Collect each line of the records containing the string "date".

Collected data entries:
· · · · · · ·

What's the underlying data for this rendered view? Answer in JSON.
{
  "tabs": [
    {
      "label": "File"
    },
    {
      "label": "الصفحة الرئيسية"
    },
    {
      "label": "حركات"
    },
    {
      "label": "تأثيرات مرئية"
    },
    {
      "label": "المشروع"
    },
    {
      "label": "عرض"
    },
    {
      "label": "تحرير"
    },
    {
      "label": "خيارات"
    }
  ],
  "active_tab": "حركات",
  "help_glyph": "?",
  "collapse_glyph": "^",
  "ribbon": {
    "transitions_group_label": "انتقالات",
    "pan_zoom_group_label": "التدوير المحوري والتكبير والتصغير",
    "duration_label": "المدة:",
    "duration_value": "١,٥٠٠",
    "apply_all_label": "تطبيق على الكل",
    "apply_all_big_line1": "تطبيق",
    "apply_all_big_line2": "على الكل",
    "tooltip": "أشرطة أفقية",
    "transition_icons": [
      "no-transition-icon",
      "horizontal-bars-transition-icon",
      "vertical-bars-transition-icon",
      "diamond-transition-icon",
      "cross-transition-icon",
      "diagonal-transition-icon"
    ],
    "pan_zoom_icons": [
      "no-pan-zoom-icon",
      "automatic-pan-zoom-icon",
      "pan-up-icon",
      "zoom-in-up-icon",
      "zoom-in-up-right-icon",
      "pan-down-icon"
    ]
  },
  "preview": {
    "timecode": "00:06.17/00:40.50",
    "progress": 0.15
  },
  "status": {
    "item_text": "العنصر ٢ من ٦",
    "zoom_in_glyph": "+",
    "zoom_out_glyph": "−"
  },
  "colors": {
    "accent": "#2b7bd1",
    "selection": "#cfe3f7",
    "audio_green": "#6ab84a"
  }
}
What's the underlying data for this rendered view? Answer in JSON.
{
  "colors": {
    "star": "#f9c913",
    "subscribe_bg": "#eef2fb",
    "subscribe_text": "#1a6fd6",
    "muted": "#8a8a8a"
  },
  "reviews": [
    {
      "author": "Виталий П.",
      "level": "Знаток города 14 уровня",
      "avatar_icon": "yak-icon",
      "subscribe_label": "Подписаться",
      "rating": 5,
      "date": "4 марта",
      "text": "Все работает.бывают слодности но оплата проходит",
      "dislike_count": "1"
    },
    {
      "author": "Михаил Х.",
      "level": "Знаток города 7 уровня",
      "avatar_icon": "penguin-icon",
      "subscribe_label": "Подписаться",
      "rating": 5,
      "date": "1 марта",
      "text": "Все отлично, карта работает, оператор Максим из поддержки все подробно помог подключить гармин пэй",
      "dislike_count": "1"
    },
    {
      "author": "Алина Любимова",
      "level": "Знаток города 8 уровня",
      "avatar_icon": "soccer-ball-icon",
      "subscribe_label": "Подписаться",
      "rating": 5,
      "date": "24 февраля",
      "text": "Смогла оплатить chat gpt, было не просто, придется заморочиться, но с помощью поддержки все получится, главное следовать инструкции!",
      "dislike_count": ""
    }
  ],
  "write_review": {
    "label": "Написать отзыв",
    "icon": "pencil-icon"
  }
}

· · · · · · ·

▸ SOLUTION TO THIS PROBLEM:
      "date": "4 марта",
      "date": "1 марта",
      "date": "24 февраля",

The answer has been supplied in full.